Problem to solve >> Set the listing down again in full, word for word, with the pictures left out.

(Stored data)
++++++++++

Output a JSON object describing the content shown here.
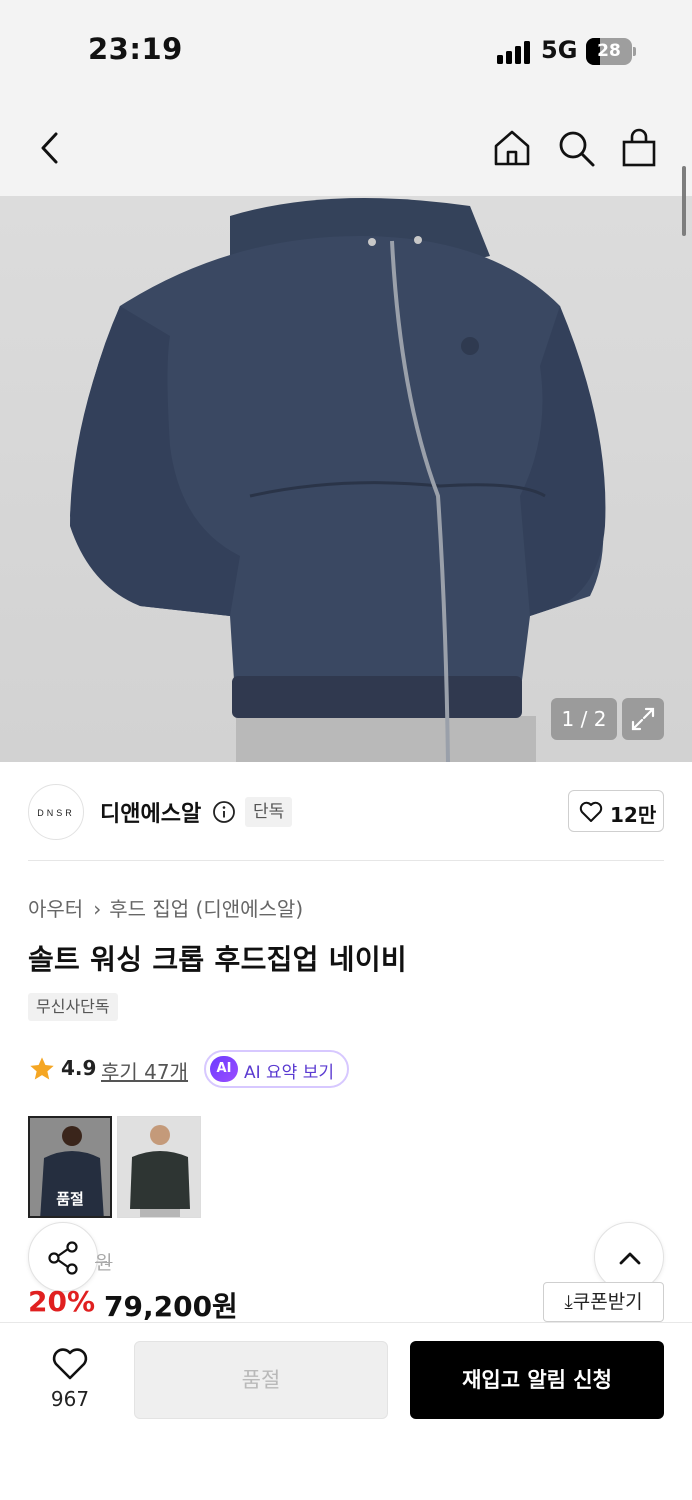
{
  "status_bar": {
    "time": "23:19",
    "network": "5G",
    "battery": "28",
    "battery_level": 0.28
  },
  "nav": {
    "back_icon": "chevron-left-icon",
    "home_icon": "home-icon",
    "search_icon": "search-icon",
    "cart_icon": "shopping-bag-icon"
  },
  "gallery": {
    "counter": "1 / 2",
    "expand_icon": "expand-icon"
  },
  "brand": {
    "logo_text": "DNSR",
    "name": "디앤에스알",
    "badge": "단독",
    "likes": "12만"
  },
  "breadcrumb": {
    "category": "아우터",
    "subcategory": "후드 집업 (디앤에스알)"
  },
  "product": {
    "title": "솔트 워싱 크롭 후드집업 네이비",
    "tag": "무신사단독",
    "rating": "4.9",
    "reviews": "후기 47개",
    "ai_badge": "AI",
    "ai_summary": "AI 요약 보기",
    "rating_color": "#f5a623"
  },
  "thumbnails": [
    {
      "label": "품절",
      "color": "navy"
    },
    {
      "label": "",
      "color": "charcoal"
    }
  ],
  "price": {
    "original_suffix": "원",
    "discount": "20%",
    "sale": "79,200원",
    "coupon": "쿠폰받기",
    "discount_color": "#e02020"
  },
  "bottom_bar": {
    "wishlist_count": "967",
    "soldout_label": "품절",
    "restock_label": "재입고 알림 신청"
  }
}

++++++++++

Answer for the task >>
Output a JSON object describing the content shown here.
{
  "status_bar": {
    "time": "23:19",
    "network": "5G",
    "battery": "28",
    "battery_level": 0.28
  },
  "nav": {
    "back_icon": "chevron-left-icon",
    "home_icon": "home-icon",
    "search_icon": "search-icon",
    "cart_icon": "shopping-bag-icon"
  },
  "gallery": {
    "counter": "1 / 2",
    "expand_icon": "expand-icon"
  },
  "brand": {
    "logo_text": "DNSR",
    "name": "디앤에스알",
    "badge": "단독",
    "likes": "12만"
  },
  "breadcrumb": {
    "category": "아우터",
    "subcategory": "후드 집업 (디앤에스알)"
  },
  "product": {
    "title": "솔트 워싱 크롭 후드집업 네이비",
    "tag": "무신사단독",
    "rating": "4.9",
    "reviews": "후기 47개",
    "ai_badge": "AI",
    "ai_summary": "AI 요약 보기",
    "rating_color": "#f5a623"
  },
  "thumbnails": [
    {
      "label": "품절",
      "color": "navy"
    },
    {
      "label": "",
      "color": "charcoal"
    }
  ],
  "price": {
    "original_suffix": "원",
    "discount": "20%",
    "sale": "79,200원",
    "coupon": "쿠폰받기",
    "discount_color": "#e02020"
  },
  "bottom_bar": {
    "wishlist_count": "967",
    "soldout_label": "품절",
    "restock_label": "재입고 알림 신청"
  }
}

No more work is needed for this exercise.